The records below hold pictures; please leave those out and retype the rest exactly.

**DATA FOR THIS TASK**
--

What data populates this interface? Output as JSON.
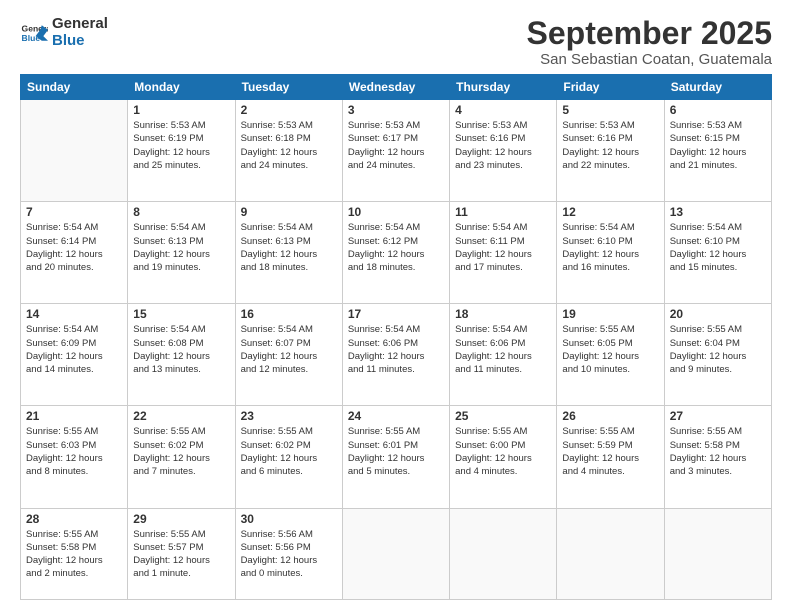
{
  "logo": {
    "text_general": "General",
    "text_blue": "Blue"
  },
  "header": {
    "month": "September 2025",
    "location": "San Sebastian Coatan, Guatemala"
  },
  "days": [
    "Sunday",
    "Monday",
    "Tuesday",
    "Wednesday",
    "Thursday",
    "Friday",
    "Saturday"
  ],
  "weeks": [
    [
      {
        "num": "",
        "lines": []
      },
      {
        "num": "1",
        "lines": [
          "Sunrise: 5:53 AM",
          "Sunset: 6:19 PM",
          "Daylight: 12 hours",
          "and 25 minutes."
        ]
      },
      {
        "num": "2",
        "lines": [
          "Sunrise: 5:53 AM",
          "Sunset: 6:18 PM",
          "Daylight: 12 hours",
          "and 24 minutes."
        ]
      },
      {
        "num": "3",
        "lines": [
          "Sunrise: 5:53 AM",
          "Sunset: 6:17 PM",
          "Daylight: 12 hours",
          "and 24 minutes."
        ]
      },
      {
        "num": "4",
        "lines": [
          "Sunrise: 5:53 AM",
          "Sunset: 6:16 PM",
          "Daylight: 12 hours",
          "and 23 minutes."
        ]
      },
      {
        "num": "5",
        "lines": [
          "Sunrise: 5:53 AM",
          "Sunset: 6:16 PM",
          "Daylight: 12 hours",
          "and 22 minutes."
        ]
      },
      {
        "num": "6",
        "lines": [
          "Sunrise: 5:53 AM",
          "Sunset: 6:15 PM",
          "Daylight: 12 hours",
          "and 21 minutes."
        ]
      }
    ],
    [
      {
        "num": "7",
        "lines": [
          "Sunrise: 5:54 AM",
          "Sunset: 6:14 PM",
          "Daylight: 12 hours",
          "and 20 minutes."
        ]
      },
      {
        "num": "8",
        "lines": [
          "Sunrise: 5:54 AM",
          "Sunset: 6:13 PM",
          "Daylight: 12 hours",
          "and 19 minutes."
        ]
      },
      {
        "num": "9",
        "lines": [
          "Sunrise: 5:54 AM",
          "Sunset: 6:13 PM",
          "Daylight: 12 hours",
          "and 18 minutes."
        ]
      },
      {
        "num": "10",
        "lines": [
          "Sunrise: 5:54 AM",
          "Sunset: 6:12 PM",
          "Daylight: 12 hours",
          "and 18 minutes."
        ]
      },
      {
        "num": "11",
        "lines": [
          "Sunrise: 5:54 AM",
          "Sunset: 6:11 PM",
          "Daylight: 12 hours",
          "and 17 minutes."
        ]
      },
      {
        "num": "12",
        "lines": [
          "Sunrise: 5:54 AM",
          "Sunset: 6:10 PM",
          "Daylight: 12 hours",
          "and 16 minutes."
        ]
      },
      {
        "num": "13",
        "lines": [
          "Sunrise: 5:54 AM",
          "Sunset: 6:10 PM",
          "Daylight: 12 hours",
          "and 15 minutes."
        ]
      }
    ],
    [
      {
        "num": "14",
        "lines": [
          "Sunrise: 5:54 AM",
          "Sunset: 6:09 PM",
          "Daylight: 12 hours",
          "and 14 minutes."
        ]
      },
      {
        "num": "15",
        "lines": [
          "Sunrise: 5:54 AM",
          "Sunset: 6:08 PM",
          "Daylight: 12 hours",
          "and 13 minutes."
        ]
      },
      {
        "num": "16",
        "lines": [
          "Sunrise: 5:54 AM",
          "Sunset: 6:07 PM",
          "Daylight: 12 hours",
          "and 12 minutes."
        ]
      },
      {
        "num": "17",
        "lines": [
          "Sunrise: 5:54 AM",
          "Sunset: 6:06 PM",
          "Daylight: 12 hours",
          "and 11 minutes."
        ]
      },
      {
        "num": "18",
        "lines": [
          "Sunrise: 5:54 AM",
          "Sunset: 6:06 PM",
          "Daylight: 12 hours",
          "and 11 minutes."
        ]
      },
      {
        "num": "19",
        "lines": [
          "Sunrise: 5:55 AM",
          "Sunset: 6:05 PM",
          "Daylight: 12 hours",
          "and 10 minutes."
        ]
      },
      {
        "num": "20",
        "lines": [
          "Sunrise: 5:55 AM",
          "Sunset: 6:04 PM",
          "Daylight: 12 hours",
          "and 9 minutes."
        ]
      }
    ],
    [
      {
        "num": "21",
        "lines": [
          "Sunrise: 5:55 AM",
          "Sunset: 6:03 PM",
          "Daylight: 12 hours",
          "and 8 minutes."
        ]
      },
      {
        "num": "22",
        "lines": [
          "Sunrise: 5:55 AM",
          "Sunset: 6:02 PM",
          "Daylight: 12 hours",
          "and 7 minutes."
        ]
      },
      {
        "num": "23",
        "lines": [
          "Sunrise: 5:55 AM",
          "Sunset: 6:02 PM",
          "Daylight: 12 hours",
          "and 6 minutes."
        ]
      },
      {
        "num": "24",
        "lines": [
          "Sunrise: 5:55 AM",
          "Sunset: 6:01 PM",
          "Daylight: 12 hours",
          "and 5 minutes."
        ]
      },
      {
        "num": "25",
        "lines": [
          "Sunrise: 5:55 AM",
          "Sunset: 6:00 PM",
          "Daylight: 12 hours",
          "and 4 minutes."
        ]
      },
      {
        "num": "26",
        "lines": [
          "Sunrise: 5:55 AM",
          "Sunset: 5:59 PM",
          "Daylight: 12 hours",
          "and 4 minutes."
        ]
      },
      {
        "num": "27",
        "lines": [
          "Sunrise: 5:55 AM",
          "Sunset: 5:58 PM",
          "Daylight: 12 hours",
          "and 3 minutes."
        ]
      }
    ],
    [
      {
        "num": "28",
        "lines": [
          "Sunrise: 5:55 AM",
          "Sunset: 5:58 PM",
          "Daylight: 12 hours",
          "and 2 minutes."
        ]
      },
      {
        "num": "29",
        "lines": [
          "Sunrise: 5:55 AM",
          "Sunset: 5:57 PM",
          "Daylight: 12 hours",
          "and 1 minute."
        ]
      },
      {
        "num": "30",
        "lines": [
          "Sunrise: 5:56 AM",
          "Sunset: 5:56 PM",
          "Daylight: 12 hours",
          "and 0 minutes."
        ]
      },
      {
        "num": "",
        "lines": []
      },
      {
        "num": "",
        "lines": []
      },
      {
        "num": "",
        "lines": []
      },
      {
        "num": "",
        "lines": []
      }
    ]
  ]
}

--

**ANSWER TO THE EXERCISE**
What data populates this interface? Output as JSON.
{
  "logo": {
    "text_general": "General",
    "text_blue": "Blue"
  },
  "header": {
    "month": "September 2025",
    "location": "San Sebastian Coatan, Guatemala"
  },
  "days": [
    "Sunday",
    "Monday",
    "Tuesday",
    "Wednesday",
    "Thursday",
    "Friday",
    "Saturday"
  ],
  "weeks": [
    [
      {
        "num": "",
        "lines": []
      },
      {
        "num": "1",
        "lines": [
          "Sunrise: 5:53 AM",
          "Sunset: 6:19 PM",
          "Daylight: 12 hours",
          "and 25 minutes."
        ]
      },
      {
        "num": "2",
        "lines": [
          "Sunrise: 5:53 AM",
          "Sunset: 6:18 PM",
          "Daylight: 12 hours",
          "and 24 minutes."
        ]
      },
      {
        "num": "3",
        "lines": [
          "Sunrise: 5:53 AM",
          "Sunset: 6:17 PM",
          "Daylight: 12 hours",
          "and 24 minutes."
        ]
      },
      {
        "num": "4",
        "lines": [
          "Sunrise: 5:53 AM",
          "Sunset: 6:16 PM",
          "Daylight: 12 hours",
          "and 23 minutes."
        ]
      },
      {
        "num": "5",
        "lines": [
          "Sunrise: 5:53 AM",
          "Sunset: 6:16 PM",
          "Daylight: 12 hours",
          "and 22 minutes."
        ]
      },
      {
        "num": "6",
        "lines": [
          "Sunrise: 5:53 AM",
          "Sunset: 6:15 PM",
          "Daylight: 12 hours",
          "and 21 minutes."
        ]
      }
    ],
    [
      {
        "num": "7",
        "lines": [
          "Sunrise: 5:54 AM",
          "Sunset: 6:14 PM",
          "Daylight: 12 hours",
          "and 20 minutes."
        ]
      },
      {
        "num": "8",
        "lines": [
          "Sunrise: 5:54 AM",
          "Sunset: 6:13 PM",
          "Daylight: 12 hours",
          "and 19 minutes."
        ]
      },
      {
        "num": "9",
        "lines": [
          "Sunrise: 5:54 AM",
          "Sunset: 6:13 PM",
          "Daylight: 12 hours",
          "and 18 minutes."
        ]
      },
      {
        "num": "10",
        "lines": [
          "Sunrise: 5:54 AM",
          "Sunset: 6:12 PM",
          "Daylight: 12 hours",
          "and 18 minutes."
        ]
      },
      {
        "num": "11",
        "lines": [
          "Sunrise: 5:54 AM",
          "Sunset: 6:11 PM",
          "Daylight: 12 hours",
          "and 17 minutes."
        ]
      },
      {
        "num": "12",
        "lines": [
          "Sunrise: 5:54 AM",
          "Sunset: 6:10 PM",
          "Daylight: 12 hours",
          "and 16 minutes."
        ]
      },
      {
        "num": "13",
        "lines": [
          "Sunrise: 5:54 AM",
          "Sunset: 6:10 PM",
          "Daylight: 12 hours",
          "and 15 minutes."
        ]
      }
    ],
    [
      {
        "num": "14",
        "lines": [
          "Sunrise: 5:54 AM",
          "Sunset: 6:09 PM",
          "Daylight: 12 hours",
          "and 14 minutes."
        ]
      },
      {
        "num": "15",
        "lines": [
          "Sunrise: 5:54 AM",
          "Sunset: 6:08 PM",
          "Daylight: 12 hours",
          "and 13 minutes."
        ]
      },
      {
        "num": "16",
        "lines": [
          "Sunrise: 5:54 AM",
          "Sunset: 6:07 PM",
          "Daylight: 12 hours",
          "and 12 minutes."
        ]
      },
      {
        "num": "17",
        "lines": [
          "Sunrise: 5:54 AM",
          "Sunset: 6:06 PM",
          "Daylight: 12 hours",
          "and 11 minutes."
        ]
      },
      {
        "num": "18",
        "lines": [
          "Sunrise: 5:54 AM",
          "Sunset: 6:06 PM",
          "Daylight: 12 hours",
          "and 11 minutes."
        ]
      },
      {
        "num": "19",
        "lines": [
          "Sunrise: 5:55 AM",
          "Sunset: 6:05 PM",
          "Daylight: 12 hours",
          "and 10 minutes."
        ]
      },
      {
        "num": "20",
        "lines": [
          "Sunrise: 5:55 AM",
          "Sunset: 6:04 PM",
          "Daylight: 12 hours",
          "and 9 minutes."
        ]
      }
    ],
    [
      {
        "num": "21",
        "lines": [
          "Sunrise: 5:55 AM",
          "Sunset: 6:03 PM",
          "Daylight: 12 hours",
          "and 8 minutes."
        ]
      },
      {
        "num": "22",
        "lines": [
          "Sunrise: 5:55 AM",
          "Sunset: 6:02 PM",
          "Daylight: 12 hours",
          "and 7 minutes."
        ]
      },
      {
        "num": "23",
        "lines": [
          "Sunrise: 5:55 AM",
          "Sunset: 6:02 PM",
          "Daylight: 12 hours",
          "and 6 minutes."
        ]
      },
      {
        "num": "24",
        "lines": [
          "Sunrise: 5:55 AM",
          "Sunset: 6:01 PM",
          "Daylight: 12 hours",
          "and 5 minutes."
        ]
      },
      {
        "num": "25",
        "lines": [
          "Sunrise: 5:55 AM",
          "Sunset: 6:00 PM",
          "Daylight: 12 hours",
          "and 4 minutes."
        ]
      },
      {
        "num": "26",
        "lines": [
          "Sunrise: 5:55 AM",
          "Sunset: 5:59 PM",
          "Daylight: 12 hours",
          "and 4 minutes."
        ]
      },
      {
        "num": "27",
        "lines": [
          "Sunrise: 5:55 AM",
          "Sunset: 5:58 PM",
          "Daylight: 12 hours",
          "and 3 minutes."
        ]
      }
    ],
    [
      {
        "num": "28",
        "lines": [
          "Sunrise: 5:55 AM",
          "Sunset: 5:58 PM",
          "Daylight: 12 hours",
          "and 2 minutes."
        ]
      },
      {
        "num": "29",
        "lines": [
          "Sunrise: 5:55 AM",
          "Sunset: 5:57 PM",
          "Daylight: 12 hours",
          "and 1 minute."
        ]
      },
      {
        "num": "30",
        "lines": [
          "Sunrise: 5:56 AM",
          "Sunset: 5:56 PM",
          "Daylight: 12 hours",
          "and 0 minutes."
        ]
      },
      {
        "num": "",
        "lines": []
      },
      {
        "num": "",
        "lines": []
      },
      {
        "num": "",
        "lines": []
      },
      {
        "num": "",
        "lines": []
      }
    ]
  ]
}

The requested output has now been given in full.